Dataset rows about figures:
==========

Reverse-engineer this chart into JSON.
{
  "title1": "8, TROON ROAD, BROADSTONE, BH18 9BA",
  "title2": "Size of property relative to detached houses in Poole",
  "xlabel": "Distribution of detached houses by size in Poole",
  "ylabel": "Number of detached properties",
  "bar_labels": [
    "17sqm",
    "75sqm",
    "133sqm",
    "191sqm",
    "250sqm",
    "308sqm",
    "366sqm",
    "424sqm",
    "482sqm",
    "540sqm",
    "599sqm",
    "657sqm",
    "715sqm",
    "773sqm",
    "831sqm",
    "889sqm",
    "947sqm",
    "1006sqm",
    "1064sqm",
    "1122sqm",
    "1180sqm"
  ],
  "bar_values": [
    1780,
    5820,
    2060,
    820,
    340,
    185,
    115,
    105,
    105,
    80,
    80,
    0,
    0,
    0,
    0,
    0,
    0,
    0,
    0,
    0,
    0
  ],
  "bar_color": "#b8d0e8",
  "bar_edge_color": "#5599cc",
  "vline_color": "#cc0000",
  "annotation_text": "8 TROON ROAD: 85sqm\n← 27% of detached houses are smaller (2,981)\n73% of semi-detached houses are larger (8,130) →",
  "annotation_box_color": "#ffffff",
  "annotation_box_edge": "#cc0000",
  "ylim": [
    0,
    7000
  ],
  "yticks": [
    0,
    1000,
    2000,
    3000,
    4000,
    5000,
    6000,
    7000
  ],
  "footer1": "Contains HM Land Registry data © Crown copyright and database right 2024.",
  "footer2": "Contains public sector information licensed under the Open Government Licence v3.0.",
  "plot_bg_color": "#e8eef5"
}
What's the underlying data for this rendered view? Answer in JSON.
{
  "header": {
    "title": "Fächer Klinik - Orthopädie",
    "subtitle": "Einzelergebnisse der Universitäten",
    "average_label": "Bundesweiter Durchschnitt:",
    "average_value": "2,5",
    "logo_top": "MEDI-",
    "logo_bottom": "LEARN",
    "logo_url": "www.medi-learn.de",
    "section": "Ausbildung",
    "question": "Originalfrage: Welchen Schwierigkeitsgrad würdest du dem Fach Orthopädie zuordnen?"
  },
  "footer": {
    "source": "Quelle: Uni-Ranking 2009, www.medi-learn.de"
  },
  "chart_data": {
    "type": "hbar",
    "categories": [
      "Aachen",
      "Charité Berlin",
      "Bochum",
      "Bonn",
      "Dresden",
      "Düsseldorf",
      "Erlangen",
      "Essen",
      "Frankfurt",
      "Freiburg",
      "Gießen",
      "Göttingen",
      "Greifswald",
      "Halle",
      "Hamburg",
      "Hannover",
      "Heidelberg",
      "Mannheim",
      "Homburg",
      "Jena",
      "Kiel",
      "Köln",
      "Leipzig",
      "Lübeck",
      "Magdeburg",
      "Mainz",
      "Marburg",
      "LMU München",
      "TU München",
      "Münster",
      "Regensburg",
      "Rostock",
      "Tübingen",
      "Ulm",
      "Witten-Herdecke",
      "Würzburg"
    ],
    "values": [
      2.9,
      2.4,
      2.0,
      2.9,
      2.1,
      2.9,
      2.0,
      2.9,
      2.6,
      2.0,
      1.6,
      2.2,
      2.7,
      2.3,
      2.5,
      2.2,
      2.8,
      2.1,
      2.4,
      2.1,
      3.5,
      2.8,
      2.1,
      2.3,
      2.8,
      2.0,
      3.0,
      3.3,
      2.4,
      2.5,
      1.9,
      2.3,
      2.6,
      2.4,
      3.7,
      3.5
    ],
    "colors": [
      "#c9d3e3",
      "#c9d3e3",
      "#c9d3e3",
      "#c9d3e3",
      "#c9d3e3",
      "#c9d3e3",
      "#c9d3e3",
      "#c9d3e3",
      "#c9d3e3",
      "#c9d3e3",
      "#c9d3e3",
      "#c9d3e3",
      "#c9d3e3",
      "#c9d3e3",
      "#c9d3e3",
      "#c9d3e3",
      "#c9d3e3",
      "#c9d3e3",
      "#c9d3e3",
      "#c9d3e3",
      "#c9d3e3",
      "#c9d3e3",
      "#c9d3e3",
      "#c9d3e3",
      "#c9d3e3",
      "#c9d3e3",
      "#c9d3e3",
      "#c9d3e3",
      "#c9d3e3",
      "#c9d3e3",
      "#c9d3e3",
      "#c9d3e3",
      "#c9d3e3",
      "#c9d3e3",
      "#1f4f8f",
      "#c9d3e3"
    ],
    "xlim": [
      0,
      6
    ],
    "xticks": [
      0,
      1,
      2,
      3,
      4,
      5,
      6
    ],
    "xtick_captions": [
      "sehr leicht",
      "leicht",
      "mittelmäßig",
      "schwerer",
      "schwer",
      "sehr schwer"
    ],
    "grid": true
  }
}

==========

→ **Short problem**
Copy all of the data. Keep every word exactly as it is.

→ **Answer below**
Reverse-engineer this chart into JSON.
{
  "title1": "8, TROON ROAD, BROADSTONE, BH18 9BA",
  "title2": "Size of property relative to detached houses in Poole",
  "xlabel": "Distribution of detached houses by size in Poole",
  "ylabel": "Number of detached properties",
  "bar_labels": [
    "17sqm",
    "75sqm",
    "133sqm",
    "191sqm",
    "250sqm",
    "308sqm",
    "366sqm",
    "424sqm",
    "482sqm",
    "540sqm",
    "599sqm",
    "657sqm",
    "715sqm",
    "773sqm",
    "831sqm",
    "889sqm",
    "947sqm",
    "1006sqm",
    "1064sqm",
    "1122sqm",
    "1180sqm"
  ],
  "bar_values": [
    1780,
    5820,
    2060,
    820,
    340,
    185,
    115,
    105,
    105,
    80,
    80,
    0,
    0,
    0,
    0,
    0,
    0,
    0,
    0,
    0,
    0
  ],
  "bar_color": "#b8d0e8",
  "bar_edge_color": "#5599cc",
  "vline_color": "#cc0000",
  "annotation_text": "8 TROON ROAD: 85sqm\n← 27% of detached houses are smaller (2,981)\n73% of semi-detached houses are larger (8,130) →",
  "annotation_box_color": "#ffffff",
  "annotation_box_edge": "#cc0000",
  "ylim": [
    0,
    7000
  ],
  "yticks": [
    0,
    1000,
    2000,
    3000,
    4000,
    5000,
    6000,
    7000
  ],
  "footer1": "Contains HM Land Registry data © Crown copyright and database right 2024.",
  "footer2": "Contains public sector information licensed under the Open Government Licence v3.0.",
  "plot_bg_color": "#e8eef5"
}
What's the underlying data for this rendered view? Answer in JSON.
{
  "header": {
    "title": "Fächer Klinik - Orthopädie",
    "subtitle": "Einzelergebnisse der Universitäten",
    "average_label": "Bundesweiter Durchschnitt:",
    "average_value": "2,5",
    "logo_top": "MEDI-",
    "logo_bottom": "LEARN",
    "logo_url": "www.medi-learn.de",
    "section": "Ausbildung",
    "question": "Originalfrage: Welchen Schwierigkeitsgrad würdest du dem Fach Orthopädie zuordnen?"
  },
  "footer": {
    "source": "Quelle: Uni-Ranking 2009, www.medi-learn.de"
  },
  "chart_data": {
    "type": "hbar",
    "categories": [
      "Aachen",
      "Charité Berlin",
      "Bochum",
      "Bonn",
      "Dresden",
      "Düsseldorf",
      "Erlangen",
      "Essen",
      "Frankfurt",
      "Freiburg",
      "Gießen",
      "Göttingen",
      "Greifswald",
      "Halle",
      "Hamburg",
      "Hannover",
      "Heidelberg",
      "Mannheim",
      "Homburg",
      "Jena",
      "Kiel",
      "Köln",
      "Leipzig",
      "Lübeck",
      "Magdeburg",
      "Mainz",
      "Marburg",
      "LMU München",
      "TU München",
      "Münster",
      "Regensburg",
      "Rostock",
      "Tübingen",
      "Ulm",
      "Witten-Herdecke",
      "Würzburg"
    ],
    "values": [
      2.9,
      2.4,
      2.0,
      2.9,
      2.1,
      2.9,
      2.0,
      2.9,
      2.6,
      2.0,
      1.6,
      2.2,
      2.7,
      2.3,
      2.5,
      2.2,
      2.8,
      2.1,
      2.4,
      2.1,
      3.5,
      2.8,
      2.1,
      2.3,
      2.8,
      2.0,
      3.0,
      3.3,
      2.4,
      2.5,
      1.9,
      2.3,
      2.6,
      2.4,
      3.7,
      3.5
    ],
    "colors": [
      "#c9d3e3",
      "#c9d3e3",
      "#c9d3e3",
      "#c9d3e3",
      "#c9d3e3",
      "#c9d3e3",
      "#c9d3e3",
      "#c9d3e3",
      "#c9d3e3",
      "#c9d3e3",
      "#c9d3e3",
      "#c9d3e3",
      "#c9d3e3",
      "#c9d3e3",
      "#c9d3e3",
      "#c9d3e3",
      "#c9d3e3",
      "#c9d3e3",
      "#c9d3e3",
      "#c9d3e3",
      "#c9d3e3",
      "#c9d3e3",
      "#c9d3e3",
      "#c9d3e3",
      "#c9d3e3",
      "#c9d3e3",
      "#c9d3e3",
      "#c9d3e3",
      "#c9d3e3",
      "#c9d3e3",
      "#c9d3e3",
      "#c9d3e3",
      "#c9d3e3",
      "#c9d3e3",
      "#1f4f8f",
      "#c9d3e3"
    ],
    "xlim": [
      0,
      6
    ],
    "xticks": [
      0,
      1,
      2,
      3,
      4,
      5,
      6
    ],
    "xtick_captions": [
      "sehr leicht",
      "leicht",
      "mittelmäßig",
      "schwerer",
      "schwer",
      "sehr schwer"
    ],
    "grid": true
  }
}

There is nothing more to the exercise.